▶ [Problem statement] In the entries that follow, find the word "Stadt" and report each line it is on.

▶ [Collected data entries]
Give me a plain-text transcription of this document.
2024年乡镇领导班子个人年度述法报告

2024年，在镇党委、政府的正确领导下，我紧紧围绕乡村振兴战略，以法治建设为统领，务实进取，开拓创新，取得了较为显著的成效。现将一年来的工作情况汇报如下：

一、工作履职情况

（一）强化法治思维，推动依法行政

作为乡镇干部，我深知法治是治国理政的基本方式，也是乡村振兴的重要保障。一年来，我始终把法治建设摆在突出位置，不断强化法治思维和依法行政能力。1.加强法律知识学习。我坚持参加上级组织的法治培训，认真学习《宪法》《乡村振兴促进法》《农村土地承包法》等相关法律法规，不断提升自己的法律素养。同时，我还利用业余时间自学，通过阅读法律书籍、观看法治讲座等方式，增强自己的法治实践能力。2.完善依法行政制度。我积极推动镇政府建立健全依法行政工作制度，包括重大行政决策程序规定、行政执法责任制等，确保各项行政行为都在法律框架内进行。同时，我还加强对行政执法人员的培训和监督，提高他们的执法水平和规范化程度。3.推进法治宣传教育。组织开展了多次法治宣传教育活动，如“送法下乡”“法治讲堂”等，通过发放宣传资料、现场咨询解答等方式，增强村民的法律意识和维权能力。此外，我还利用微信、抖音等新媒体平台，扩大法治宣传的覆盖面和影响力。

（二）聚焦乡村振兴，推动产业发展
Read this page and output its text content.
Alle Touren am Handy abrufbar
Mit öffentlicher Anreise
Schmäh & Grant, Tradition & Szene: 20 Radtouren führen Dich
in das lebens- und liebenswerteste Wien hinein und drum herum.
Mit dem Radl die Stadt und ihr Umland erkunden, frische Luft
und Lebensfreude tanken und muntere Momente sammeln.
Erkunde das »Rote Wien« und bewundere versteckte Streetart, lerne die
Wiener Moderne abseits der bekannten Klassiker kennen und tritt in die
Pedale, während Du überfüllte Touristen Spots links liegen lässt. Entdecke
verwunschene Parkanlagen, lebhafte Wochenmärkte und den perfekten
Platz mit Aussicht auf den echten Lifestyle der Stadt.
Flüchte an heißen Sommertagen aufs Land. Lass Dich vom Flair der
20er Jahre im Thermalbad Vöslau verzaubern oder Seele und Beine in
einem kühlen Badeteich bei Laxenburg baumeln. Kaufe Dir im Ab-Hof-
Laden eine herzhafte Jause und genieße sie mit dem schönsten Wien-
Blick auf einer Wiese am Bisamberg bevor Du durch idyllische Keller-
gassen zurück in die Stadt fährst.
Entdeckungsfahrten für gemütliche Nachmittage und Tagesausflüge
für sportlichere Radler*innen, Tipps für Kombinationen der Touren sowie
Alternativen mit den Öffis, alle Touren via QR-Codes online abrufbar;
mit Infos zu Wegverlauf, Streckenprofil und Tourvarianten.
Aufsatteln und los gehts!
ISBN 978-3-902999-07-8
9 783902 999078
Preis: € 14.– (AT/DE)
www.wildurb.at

▶ [Output]
Mit dem Radl die Stadt und ihr Umland erkunden, frische Luft
Platz mit Aussicht auf den echten Lifestyle der Stadt.
gassen zurück in die Stadt fährst.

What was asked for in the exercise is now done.